▸ Stored data

## START

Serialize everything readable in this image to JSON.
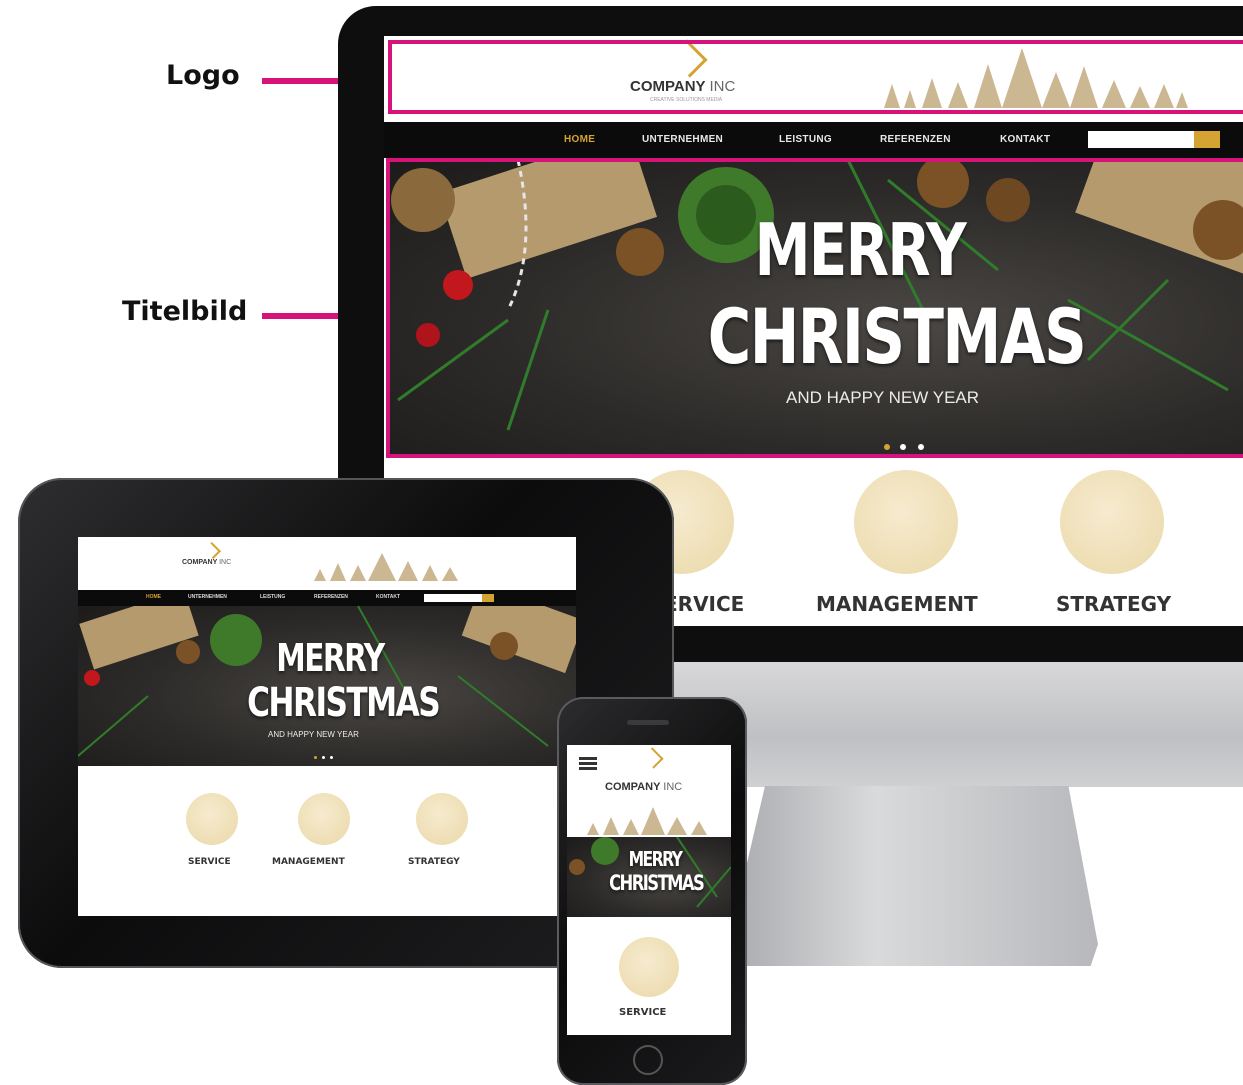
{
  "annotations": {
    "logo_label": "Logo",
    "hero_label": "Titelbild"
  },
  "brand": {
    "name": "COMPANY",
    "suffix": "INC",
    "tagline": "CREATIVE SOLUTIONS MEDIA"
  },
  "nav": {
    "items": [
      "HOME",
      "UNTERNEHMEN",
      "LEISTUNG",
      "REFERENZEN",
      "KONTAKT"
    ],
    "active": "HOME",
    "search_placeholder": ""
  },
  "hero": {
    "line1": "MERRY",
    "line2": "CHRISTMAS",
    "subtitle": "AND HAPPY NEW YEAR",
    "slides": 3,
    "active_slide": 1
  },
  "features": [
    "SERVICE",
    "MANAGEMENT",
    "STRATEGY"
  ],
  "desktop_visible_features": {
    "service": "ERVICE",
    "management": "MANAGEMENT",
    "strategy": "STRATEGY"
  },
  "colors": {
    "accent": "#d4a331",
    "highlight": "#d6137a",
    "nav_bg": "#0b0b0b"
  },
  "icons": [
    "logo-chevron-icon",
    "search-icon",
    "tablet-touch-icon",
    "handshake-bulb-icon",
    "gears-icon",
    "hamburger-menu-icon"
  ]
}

## END

Pictures are excluded; copy all other data exactly as shown.

▸ Written response
Serialize everything readable in this image to JSON.
{
  "annotations": {
    "logo_label": "Logo",
    "hero_label": "Titelbild"
  },
  "brand": {
    "name": "COMPANY",
    "suffix": "INC",
    "tagline": "CREATIVE SOLUTIONS MEDIA"
  },
  "nav": {
    "items": [
      "HOME",
      "UNTERNEHMEN",
      "LEISTUNG",
      "REFERENZEN",
      "KONTAKT"
    ],
    "active": "HOME",
    "search_placeholder": ""
  },
  "hero": {
    "line1": "MERRY",
    "line2": "CHRISTMAS",
    "subtitle": "AND HAPPY NEW YEAR",
    "slides": 3,
    "active_slide": 1
  },
  "features": [
    "SERVICE",
    "MANAGEMENT",
    "STRATEGY"
  ],
  "desktop_visible_features": {
    "service": "ERVICE",
    "management": "MANAGEMENT",
    "strategy": "STRATEGY"
  },
  "colors": {
    "accent": "#d4a331",
    "highlight": "#d6137a",
    "nav_bg": "#0b0b0b"
  },
  "icons": [
    "logo-chevron-icon",
    "search-icon",
    "tablet-touch-icon",
    "handshake-bulb-icon",
    "gears-icon",
    "hamburger-menu-icon"
  ]
}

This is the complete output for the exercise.